§ SET EXERCISE
In the listing that follows, count every line with the word "accumsan" in it and write only the total.

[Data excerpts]
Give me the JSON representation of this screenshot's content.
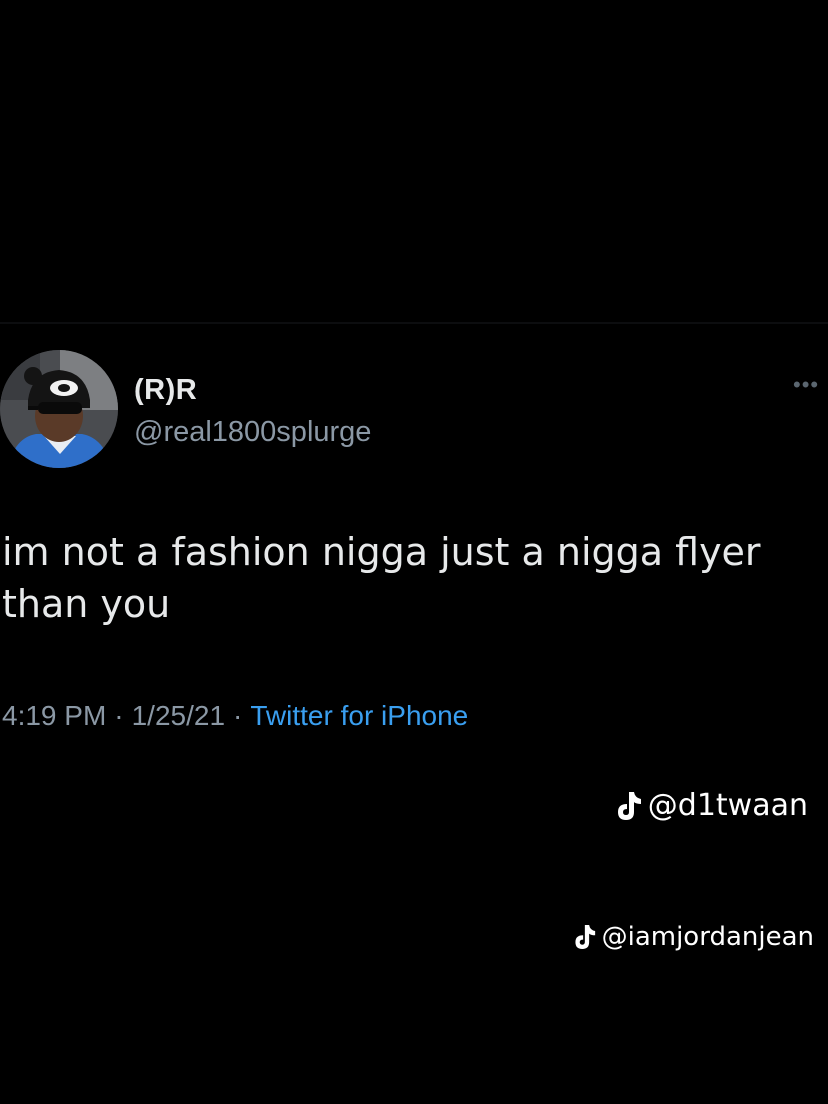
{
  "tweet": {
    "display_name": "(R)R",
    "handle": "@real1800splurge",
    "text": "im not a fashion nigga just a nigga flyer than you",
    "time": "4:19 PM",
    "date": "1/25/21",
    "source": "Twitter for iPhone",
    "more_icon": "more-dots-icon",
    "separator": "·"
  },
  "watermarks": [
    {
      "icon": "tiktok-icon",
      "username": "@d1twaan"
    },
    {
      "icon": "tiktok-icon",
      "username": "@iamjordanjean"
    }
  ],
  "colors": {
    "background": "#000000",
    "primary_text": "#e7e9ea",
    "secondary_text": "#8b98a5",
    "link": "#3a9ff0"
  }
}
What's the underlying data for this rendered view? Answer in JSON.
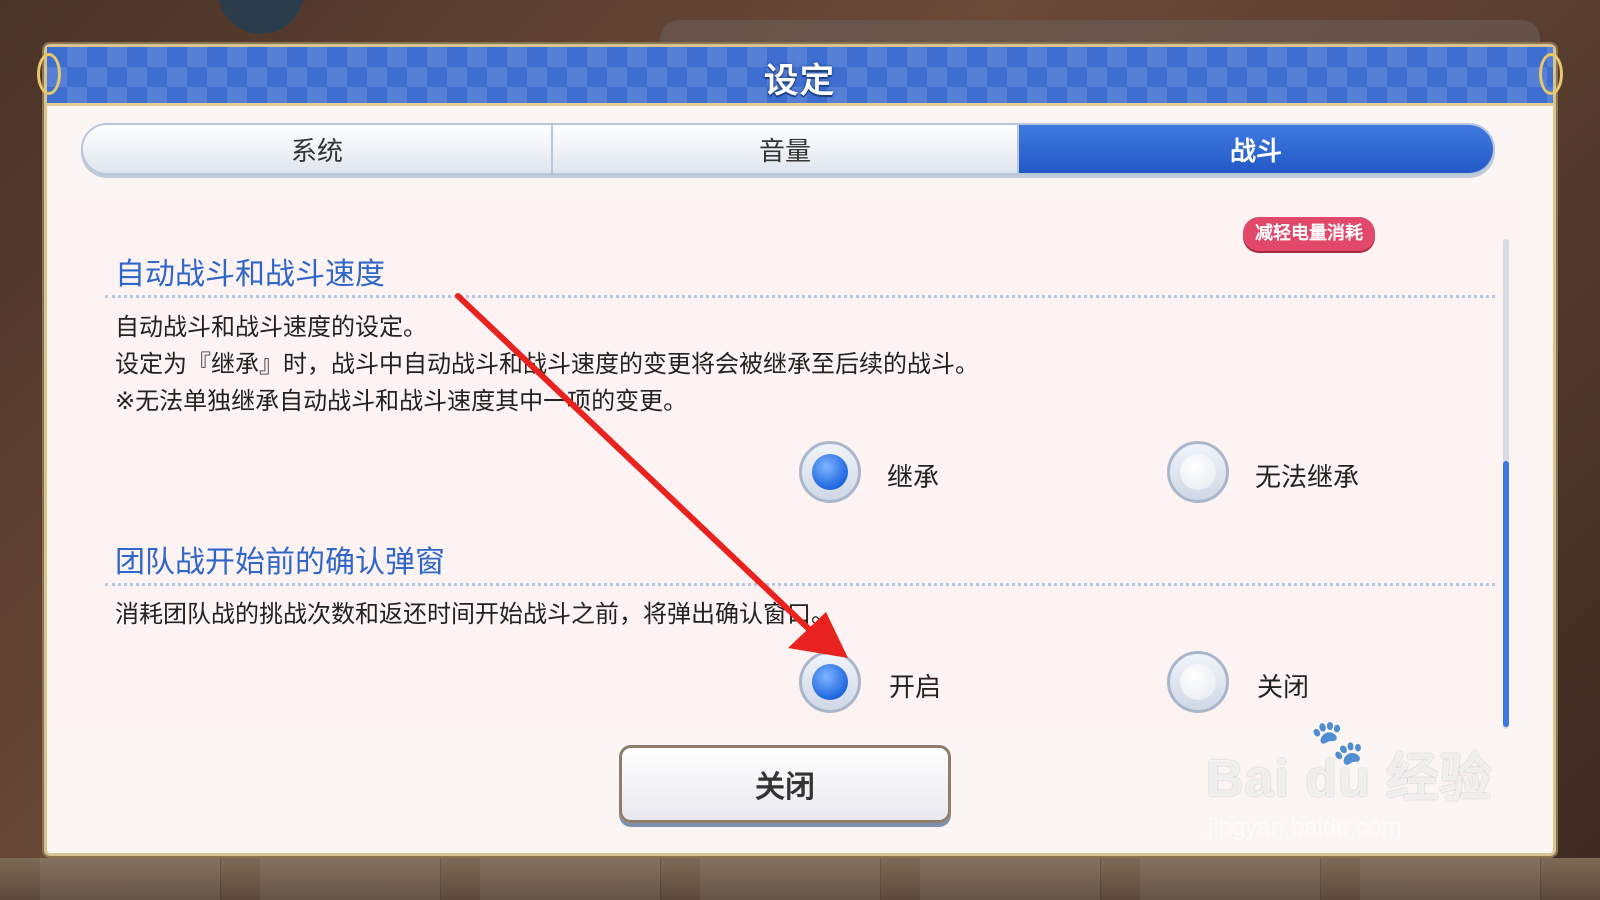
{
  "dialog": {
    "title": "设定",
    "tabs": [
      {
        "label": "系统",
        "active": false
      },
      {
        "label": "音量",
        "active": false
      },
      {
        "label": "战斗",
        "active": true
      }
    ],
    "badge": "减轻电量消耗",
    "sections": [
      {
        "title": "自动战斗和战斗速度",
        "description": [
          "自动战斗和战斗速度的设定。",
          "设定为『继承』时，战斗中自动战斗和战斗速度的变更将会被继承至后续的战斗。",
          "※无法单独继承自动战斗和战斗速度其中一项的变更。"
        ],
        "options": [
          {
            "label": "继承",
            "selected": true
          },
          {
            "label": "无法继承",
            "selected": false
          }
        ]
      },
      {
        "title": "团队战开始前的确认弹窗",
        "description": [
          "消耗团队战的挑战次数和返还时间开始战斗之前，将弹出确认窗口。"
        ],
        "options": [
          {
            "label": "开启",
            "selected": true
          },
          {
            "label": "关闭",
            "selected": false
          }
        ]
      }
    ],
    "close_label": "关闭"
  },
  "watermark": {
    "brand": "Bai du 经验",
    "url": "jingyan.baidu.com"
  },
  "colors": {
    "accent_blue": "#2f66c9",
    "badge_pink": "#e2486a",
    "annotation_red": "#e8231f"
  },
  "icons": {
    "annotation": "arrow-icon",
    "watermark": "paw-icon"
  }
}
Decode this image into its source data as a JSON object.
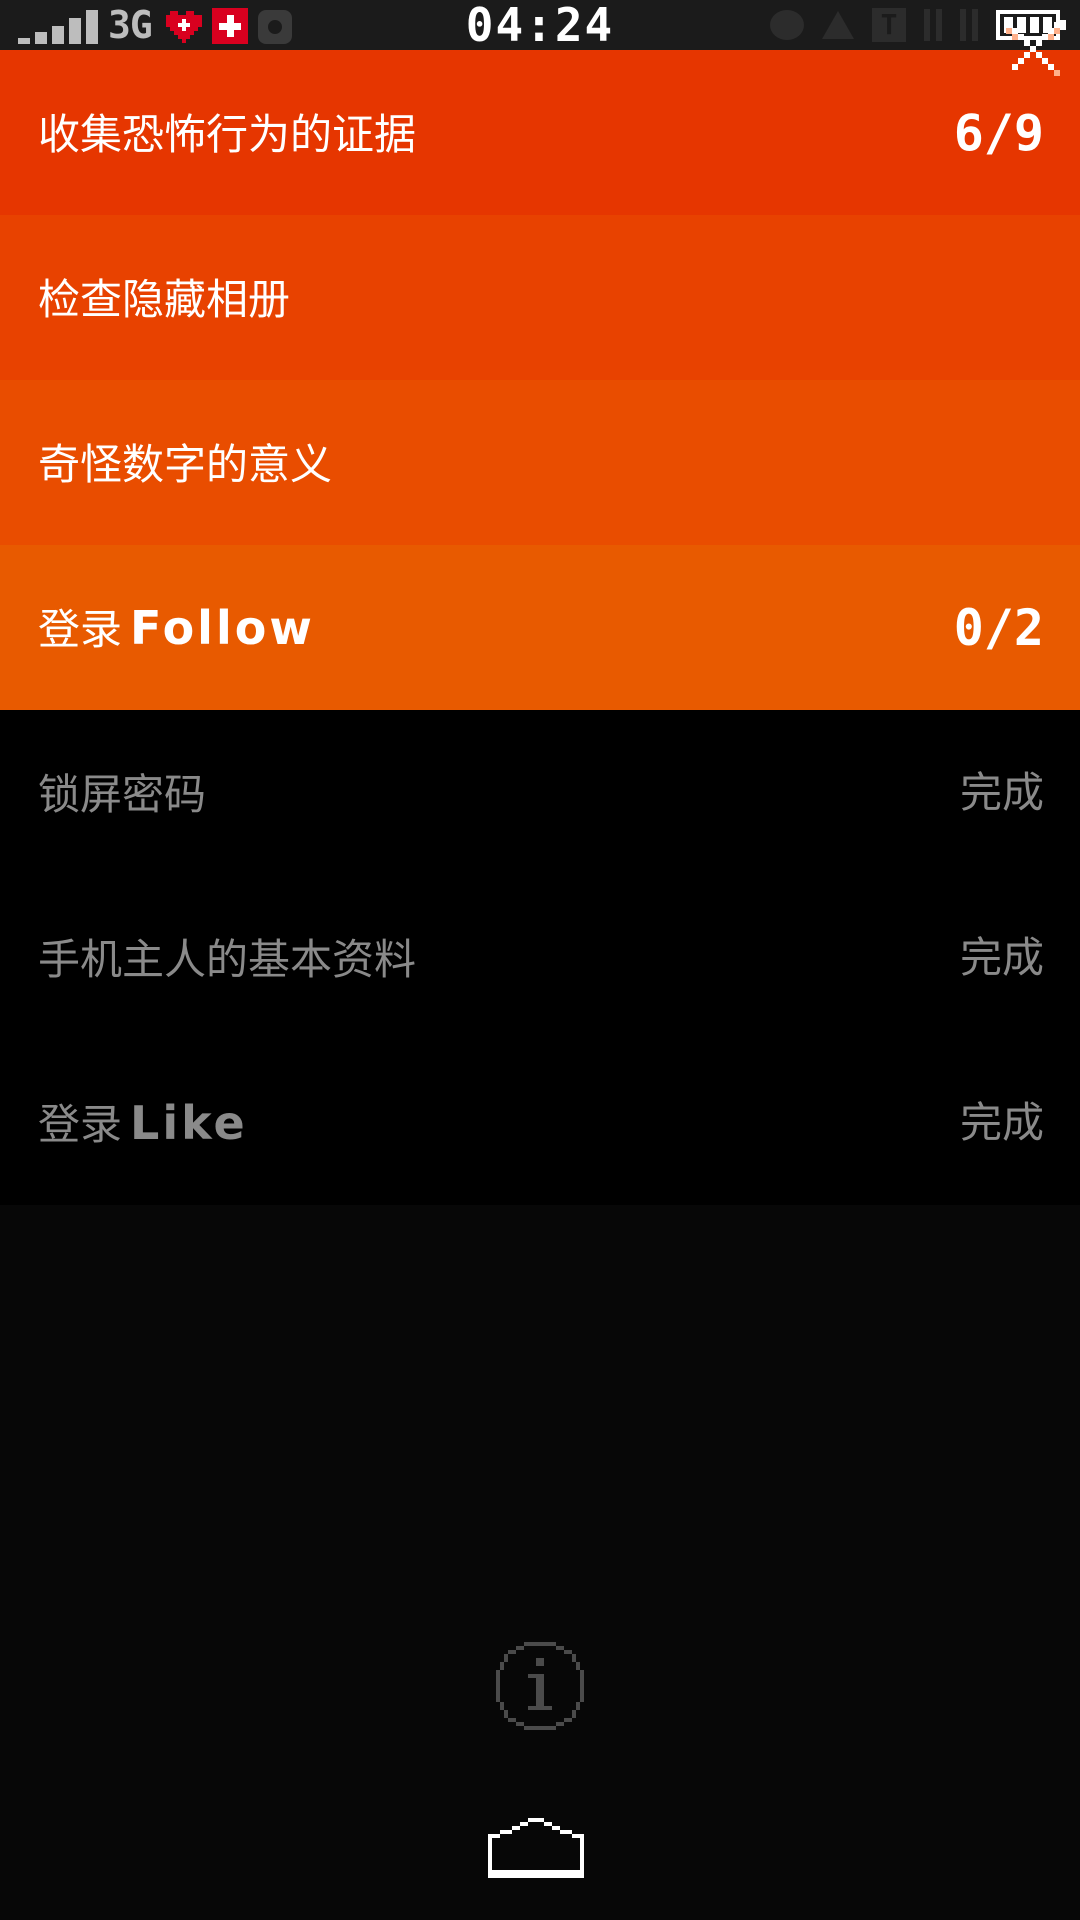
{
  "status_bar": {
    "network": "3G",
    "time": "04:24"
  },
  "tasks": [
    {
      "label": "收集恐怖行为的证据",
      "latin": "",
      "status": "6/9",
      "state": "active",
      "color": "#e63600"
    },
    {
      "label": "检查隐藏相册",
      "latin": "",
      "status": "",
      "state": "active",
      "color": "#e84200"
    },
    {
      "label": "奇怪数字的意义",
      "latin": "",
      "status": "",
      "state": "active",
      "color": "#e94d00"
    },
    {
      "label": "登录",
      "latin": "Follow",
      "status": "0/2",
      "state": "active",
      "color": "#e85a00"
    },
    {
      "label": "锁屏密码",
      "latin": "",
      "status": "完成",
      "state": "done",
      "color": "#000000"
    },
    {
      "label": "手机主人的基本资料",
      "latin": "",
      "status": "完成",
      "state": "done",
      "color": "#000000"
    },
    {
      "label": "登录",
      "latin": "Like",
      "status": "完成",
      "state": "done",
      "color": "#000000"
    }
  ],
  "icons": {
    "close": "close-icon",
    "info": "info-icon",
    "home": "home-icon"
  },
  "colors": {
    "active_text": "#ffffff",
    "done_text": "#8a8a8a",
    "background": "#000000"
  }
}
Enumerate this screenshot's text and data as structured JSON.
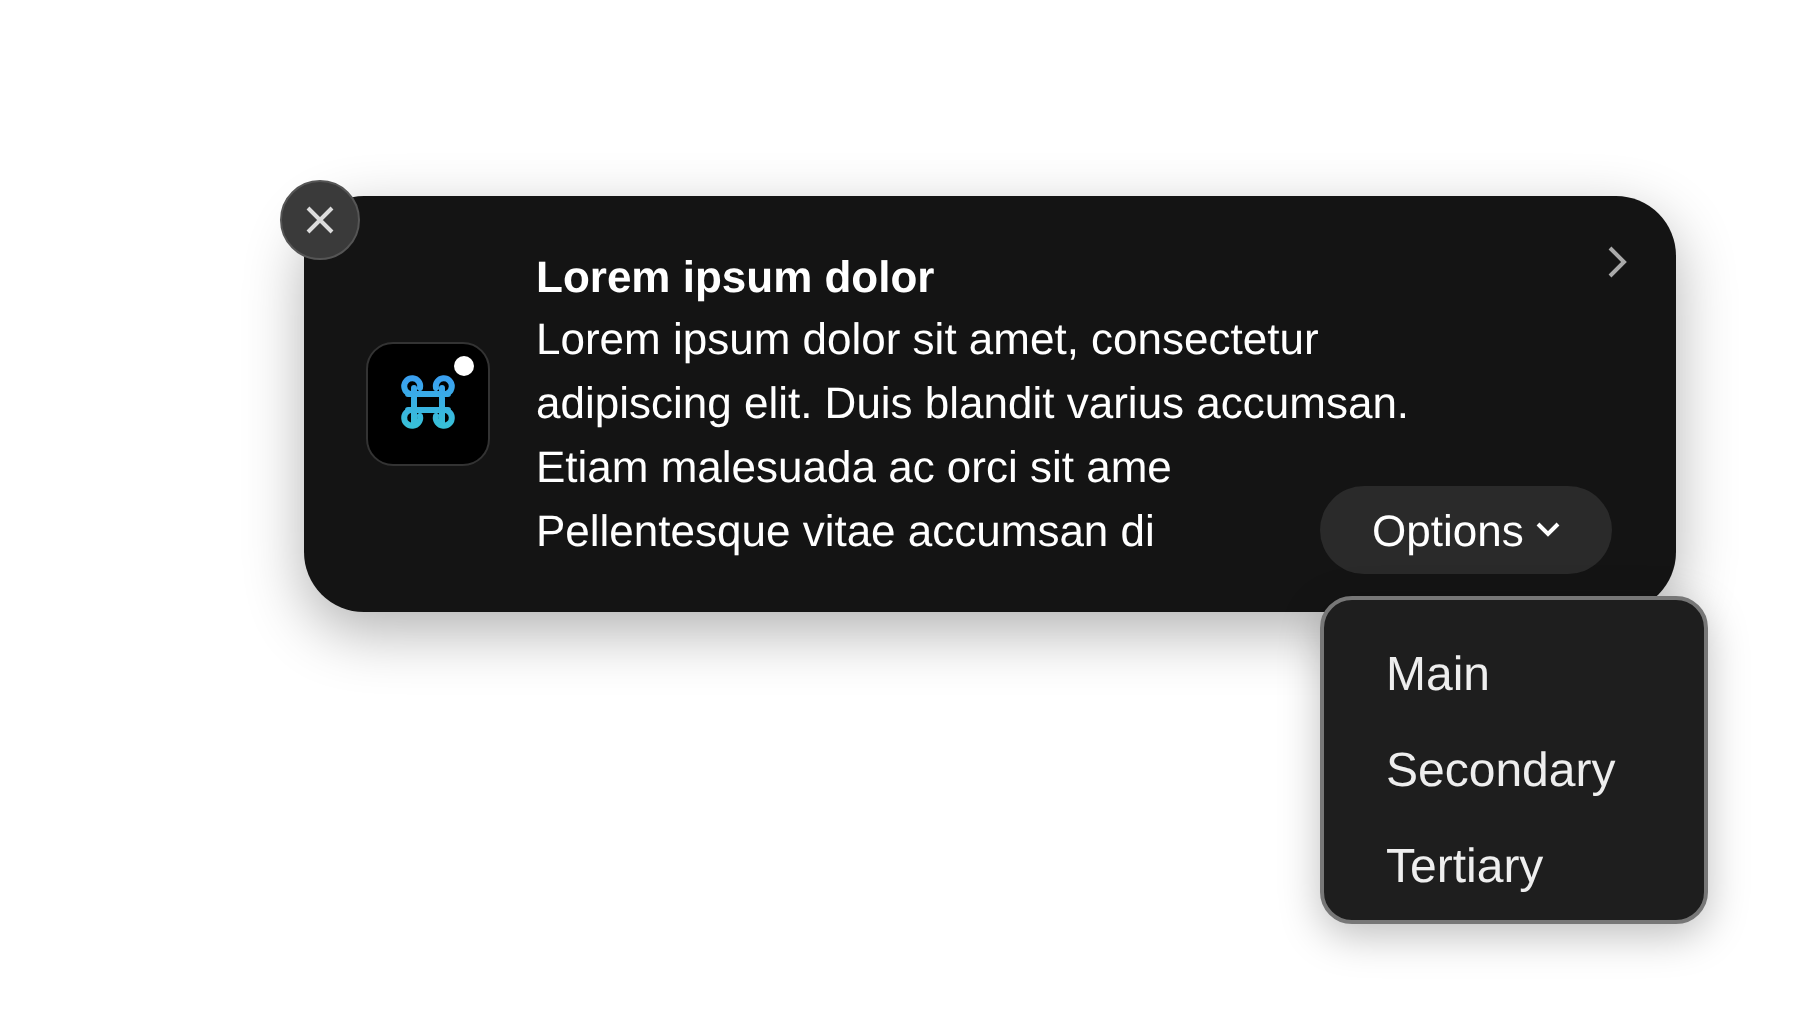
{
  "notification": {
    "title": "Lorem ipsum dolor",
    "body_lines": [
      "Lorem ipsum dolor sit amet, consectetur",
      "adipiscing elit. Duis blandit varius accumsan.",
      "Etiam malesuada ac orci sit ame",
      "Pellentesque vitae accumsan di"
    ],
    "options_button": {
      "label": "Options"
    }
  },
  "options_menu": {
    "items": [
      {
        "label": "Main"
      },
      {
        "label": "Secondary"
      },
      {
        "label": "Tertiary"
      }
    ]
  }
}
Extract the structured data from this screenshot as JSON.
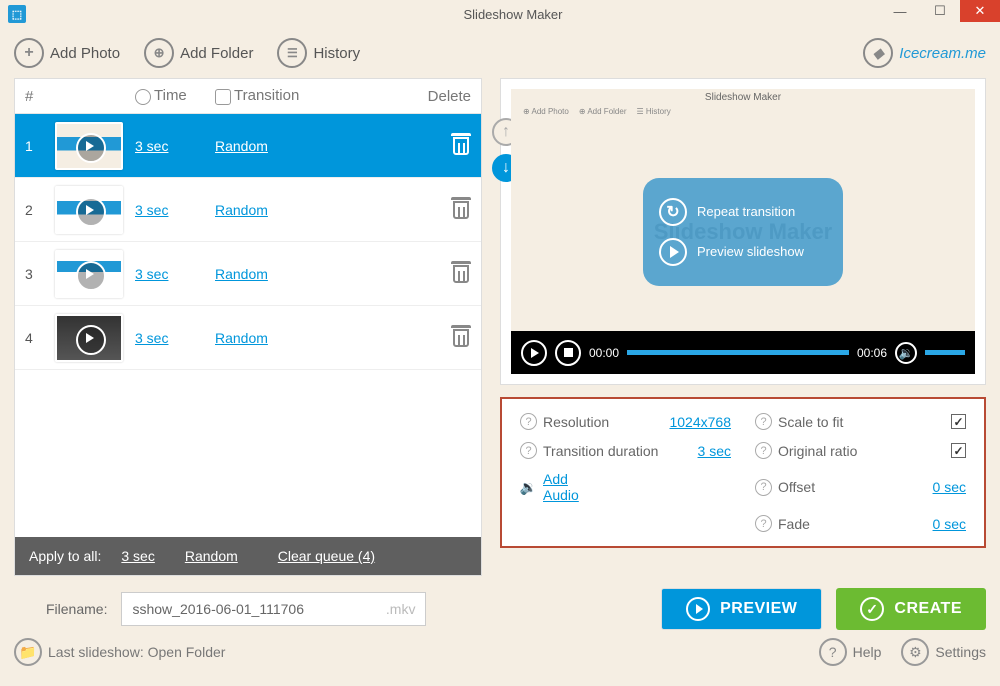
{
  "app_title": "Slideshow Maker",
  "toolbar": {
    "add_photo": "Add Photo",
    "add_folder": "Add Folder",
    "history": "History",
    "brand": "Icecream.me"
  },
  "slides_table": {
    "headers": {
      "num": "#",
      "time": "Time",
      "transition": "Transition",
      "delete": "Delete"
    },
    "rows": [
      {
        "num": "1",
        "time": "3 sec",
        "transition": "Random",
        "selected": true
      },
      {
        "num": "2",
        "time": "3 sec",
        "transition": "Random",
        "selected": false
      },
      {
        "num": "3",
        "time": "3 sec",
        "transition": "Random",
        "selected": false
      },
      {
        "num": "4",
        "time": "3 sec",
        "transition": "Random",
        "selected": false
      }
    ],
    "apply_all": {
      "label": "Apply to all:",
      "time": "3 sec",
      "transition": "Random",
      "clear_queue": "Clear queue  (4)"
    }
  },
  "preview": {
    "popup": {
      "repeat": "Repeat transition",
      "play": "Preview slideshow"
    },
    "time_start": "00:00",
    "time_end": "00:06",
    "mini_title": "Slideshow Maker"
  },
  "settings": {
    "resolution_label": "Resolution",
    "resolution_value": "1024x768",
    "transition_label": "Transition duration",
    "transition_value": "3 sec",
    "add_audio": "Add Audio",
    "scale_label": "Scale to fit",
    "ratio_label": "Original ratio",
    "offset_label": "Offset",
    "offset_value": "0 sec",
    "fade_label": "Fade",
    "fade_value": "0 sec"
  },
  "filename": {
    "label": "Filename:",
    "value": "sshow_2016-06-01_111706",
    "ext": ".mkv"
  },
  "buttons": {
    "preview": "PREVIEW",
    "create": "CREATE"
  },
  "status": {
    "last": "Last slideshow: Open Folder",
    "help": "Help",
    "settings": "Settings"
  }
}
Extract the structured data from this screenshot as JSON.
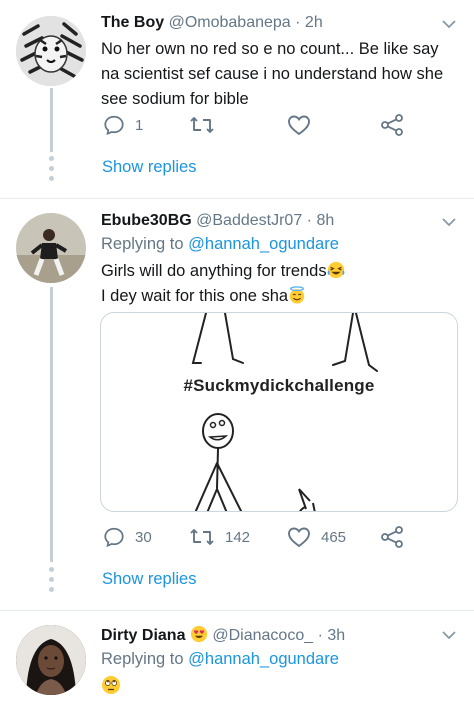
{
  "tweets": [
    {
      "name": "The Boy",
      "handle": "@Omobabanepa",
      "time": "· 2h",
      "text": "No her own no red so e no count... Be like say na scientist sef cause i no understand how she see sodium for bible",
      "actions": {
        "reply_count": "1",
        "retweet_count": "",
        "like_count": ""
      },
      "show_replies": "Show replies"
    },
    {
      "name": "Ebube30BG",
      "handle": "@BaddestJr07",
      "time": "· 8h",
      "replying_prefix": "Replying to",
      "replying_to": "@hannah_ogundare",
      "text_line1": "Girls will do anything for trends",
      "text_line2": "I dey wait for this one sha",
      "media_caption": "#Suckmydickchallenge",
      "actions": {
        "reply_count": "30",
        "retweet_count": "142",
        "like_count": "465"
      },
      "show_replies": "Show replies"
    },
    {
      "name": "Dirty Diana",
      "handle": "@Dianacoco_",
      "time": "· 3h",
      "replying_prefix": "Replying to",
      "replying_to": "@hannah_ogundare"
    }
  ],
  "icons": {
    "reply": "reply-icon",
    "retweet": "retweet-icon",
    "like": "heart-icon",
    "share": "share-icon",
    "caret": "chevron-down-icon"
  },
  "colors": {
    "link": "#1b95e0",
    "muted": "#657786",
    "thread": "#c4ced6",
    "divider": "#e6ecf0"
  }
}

§ COMPLETE OUTPUT
2